| Aim of the exercise |
Quote the whole listing verbatim.
Start Record list
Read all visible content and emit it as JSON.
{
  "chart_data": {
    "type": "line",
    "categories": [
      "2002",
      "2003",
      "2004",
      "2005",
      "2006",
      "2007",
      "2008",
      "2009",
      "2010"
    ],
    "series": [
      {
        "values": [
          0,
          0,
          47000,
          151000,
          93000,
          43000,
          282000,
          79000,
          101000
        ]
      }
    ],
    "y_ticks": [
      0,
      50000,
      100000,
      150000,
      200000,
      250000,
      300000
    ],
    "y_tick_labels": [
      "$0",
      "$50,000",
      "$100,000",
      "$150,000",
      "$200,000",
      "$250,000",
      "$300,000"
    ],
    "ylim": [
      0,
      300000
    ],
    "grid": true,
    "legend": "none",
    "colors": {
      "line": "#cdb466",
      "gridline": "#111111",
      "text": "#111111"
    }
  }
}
End Record list
| Final result |
Read all visible content and emit it as JSON.
{
  "chart_data": {
    "type": "line",
    "categories": [
      "2002",
      "2003",
      "2004",
      "2005",
      "2006",
      "2007",
      "2008",
      "2009",
      "2010"
    ],
    "series": [
      {
        "values": [
          0,
          0,
          47000,
          151000,
          93000,
          43000,
          282000,
          79000,
          101000
        ]
      }
    ],
    "y_ticks": [
      0,
      50000,
      100000,
      150000,
      200000,
      250000,
      300000
    ],
    "y_tick_labels": [
      "$0",
      "$50,000",
      "$100,000",
      "$150,000",
      "$200,000",
      "$250,000",
      "$300,000"
    ],
    "ylim": [
      0,
      300000
    ],
    "grid": true,
    "legend": "none",
    "colors": {
      "line": "#cdb466",
      "gridline": "#111111",
      "text": "#111111"
    }
  }
}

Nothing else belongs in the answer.